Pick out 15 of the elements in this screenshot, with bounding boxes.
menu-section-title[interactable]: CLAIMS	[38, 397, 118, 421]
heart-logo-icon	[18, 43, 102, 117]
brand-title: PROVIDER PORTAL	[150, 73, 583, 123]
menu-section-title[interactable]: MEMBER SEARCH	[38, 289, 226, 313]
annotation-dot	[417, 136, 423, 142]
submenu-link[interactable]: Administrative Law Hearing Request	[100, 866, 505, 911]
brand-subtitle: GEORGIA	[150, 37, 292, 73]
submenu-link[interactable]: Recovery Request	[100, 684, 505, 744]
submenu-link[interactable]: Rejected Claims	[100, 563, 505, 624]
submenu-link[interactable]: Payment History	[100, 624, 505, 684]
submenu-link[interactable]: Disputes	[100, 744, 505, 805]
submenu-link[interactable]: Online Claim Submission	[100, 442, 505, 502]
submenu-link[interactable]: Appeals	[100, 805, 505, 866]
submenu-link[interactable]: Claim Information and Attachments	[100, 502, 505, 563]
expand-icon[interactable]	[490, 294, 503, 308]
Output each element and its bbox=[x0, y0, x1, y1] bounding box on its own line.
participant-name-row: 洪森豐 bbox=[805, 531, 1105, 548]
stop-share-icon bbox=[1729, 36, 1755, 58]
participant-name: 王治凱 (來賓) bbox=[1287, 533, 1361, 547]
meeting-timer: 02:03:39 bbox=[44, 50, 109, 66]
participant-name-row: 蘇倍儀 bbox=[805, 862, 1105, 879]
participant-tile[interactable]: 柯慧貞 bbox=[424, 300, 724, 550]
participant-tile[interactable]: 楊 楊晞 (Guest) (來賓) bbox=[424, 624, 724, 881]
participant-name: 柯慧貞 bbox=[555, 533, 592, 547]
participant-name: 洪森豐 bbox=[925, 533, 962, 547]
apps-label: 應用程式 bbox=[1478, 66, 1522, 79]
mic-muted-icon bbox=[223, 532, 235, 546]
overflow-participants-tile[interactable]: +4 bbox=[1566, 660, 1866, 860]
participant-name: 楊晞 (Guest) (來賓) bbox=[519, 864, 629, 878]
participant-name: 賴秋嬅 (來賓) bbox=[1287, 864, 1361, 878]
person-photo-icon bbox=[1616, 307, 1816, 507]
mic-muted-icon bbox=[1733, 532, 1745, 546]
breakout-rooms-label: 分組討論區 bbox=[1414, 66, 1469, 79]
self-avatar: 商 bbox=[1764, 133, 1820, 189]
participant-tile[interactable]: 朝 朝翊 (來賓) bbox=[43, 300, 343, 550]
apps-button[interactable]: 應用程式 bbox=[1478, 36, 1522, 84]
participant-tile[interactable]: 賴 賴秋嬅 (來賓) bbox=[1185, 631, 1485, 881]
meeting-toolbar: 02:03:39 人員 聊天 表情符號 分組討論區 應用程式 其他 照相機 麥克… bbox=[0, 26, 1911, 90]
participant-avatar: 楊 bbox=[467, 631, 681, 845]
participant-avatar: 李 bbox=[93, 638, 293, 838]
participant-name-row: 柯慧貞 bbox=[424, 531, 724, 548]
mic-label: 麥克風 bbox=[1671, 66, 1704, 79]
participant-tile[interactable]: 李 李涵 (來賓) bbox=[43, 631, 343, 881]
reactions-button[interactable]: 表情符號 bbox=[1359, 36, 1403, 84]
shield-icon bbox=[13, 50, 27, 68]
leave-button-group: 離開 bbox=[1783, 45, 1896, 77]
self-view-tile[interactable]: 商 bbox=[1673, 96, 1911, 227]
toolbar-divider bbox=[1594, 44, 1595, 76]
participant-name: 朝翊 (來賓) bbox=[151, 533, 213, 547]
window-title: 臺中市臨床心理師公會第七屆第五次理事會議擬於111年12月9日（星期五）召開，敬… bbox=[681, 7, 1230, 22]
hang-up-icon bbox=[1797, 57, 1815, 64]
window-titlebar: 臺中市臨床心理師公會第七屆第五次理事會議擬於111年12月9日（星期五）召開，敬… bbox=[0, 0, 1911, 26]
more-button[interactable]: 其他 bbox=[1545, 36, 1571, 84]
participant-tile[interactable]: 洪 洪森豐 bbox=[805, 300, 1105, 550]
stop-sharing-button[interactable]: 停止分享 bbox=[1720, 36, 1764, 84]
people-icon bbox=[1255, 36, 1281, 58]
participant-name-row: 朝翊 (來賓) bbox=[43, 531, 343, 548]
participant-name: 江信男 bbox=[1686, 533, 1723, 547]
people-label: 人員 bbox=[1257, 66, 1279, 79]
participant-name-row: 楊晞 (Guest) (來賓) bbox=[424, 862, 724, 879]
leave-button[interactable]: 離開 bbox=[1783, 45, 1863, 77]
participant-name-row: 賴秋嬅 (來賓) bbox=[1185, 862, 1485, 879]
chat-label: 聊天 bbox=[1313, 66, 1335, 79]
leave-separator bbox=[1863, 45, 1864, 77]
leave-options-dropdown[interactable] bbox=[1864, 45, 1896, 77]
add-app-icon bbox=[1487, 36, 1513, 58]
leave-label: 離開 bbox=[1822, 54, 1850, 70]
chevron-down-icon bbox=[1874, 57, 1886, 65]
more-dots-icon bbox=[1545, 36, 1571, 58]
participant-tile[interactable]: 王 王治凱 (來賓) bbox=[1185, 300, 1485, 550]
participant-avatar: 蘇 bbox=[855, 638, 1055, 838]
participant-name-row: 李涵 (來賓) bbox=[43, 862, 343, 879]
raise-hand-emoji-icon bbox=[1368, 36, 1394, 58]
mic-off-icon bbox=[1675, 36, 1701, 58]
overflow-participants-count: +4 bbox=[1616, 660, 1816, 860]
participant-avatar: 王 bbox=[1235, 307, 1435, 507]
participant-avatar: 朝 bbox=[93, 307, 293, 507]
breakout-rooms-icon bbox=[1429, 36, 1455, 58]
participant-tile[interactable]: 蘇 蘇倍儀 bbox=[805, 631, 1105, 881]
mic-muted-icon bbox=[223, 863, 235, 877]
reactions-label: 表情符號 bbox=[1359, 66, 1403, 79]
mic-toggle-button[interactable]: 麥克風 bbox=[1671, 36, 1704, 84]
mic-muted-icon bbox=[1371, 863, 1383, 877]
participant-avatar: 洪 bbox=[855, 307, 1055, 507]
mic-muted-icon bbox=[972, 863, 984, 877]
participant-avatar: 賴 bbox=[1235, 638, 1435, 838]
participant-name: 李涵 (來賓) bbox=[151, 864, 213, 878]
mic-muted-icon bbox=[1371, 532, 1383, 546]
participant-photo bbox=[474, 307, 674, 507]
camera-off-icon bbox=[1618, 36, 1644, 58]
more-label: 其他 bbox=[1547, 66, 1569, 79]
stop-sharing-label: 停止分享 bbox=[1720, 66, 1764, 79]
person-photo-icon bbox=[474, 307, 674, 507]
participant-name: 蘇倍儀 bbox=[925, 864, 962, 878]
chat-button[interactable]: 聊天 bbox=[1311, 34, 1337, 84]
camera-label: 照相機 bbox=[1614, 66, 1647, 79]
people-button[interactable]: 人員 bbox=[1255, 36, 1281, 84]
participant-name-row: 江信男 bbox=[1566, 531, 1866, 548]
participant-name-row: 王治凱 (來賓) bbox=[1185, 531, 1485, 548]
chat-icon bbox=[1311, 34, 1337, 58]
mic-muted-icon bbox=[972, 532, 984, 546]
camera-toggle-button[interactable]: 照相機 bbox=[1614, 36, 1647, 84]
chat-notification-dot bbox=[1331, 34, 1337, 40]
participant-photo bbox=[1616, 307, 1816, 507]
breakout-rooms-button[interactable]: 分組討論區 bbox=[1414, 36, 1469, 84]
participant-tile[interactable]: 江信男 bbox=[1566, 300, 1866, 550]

What needs to be done:
Please quote the rows from the first one through the line containing "73, 583, 123]", reproducing them verbatim.

Reply:
Pick out 15 of the elements in this screenshot, with bounding boxes.
menu-section-title[interactable]: CLAIMS	[38, 397, 118, 421]
heart-logo-icon	[18, 43, 102, 117]
brand-title: PROVIDER PORTAL	[150, 73, 583, 123]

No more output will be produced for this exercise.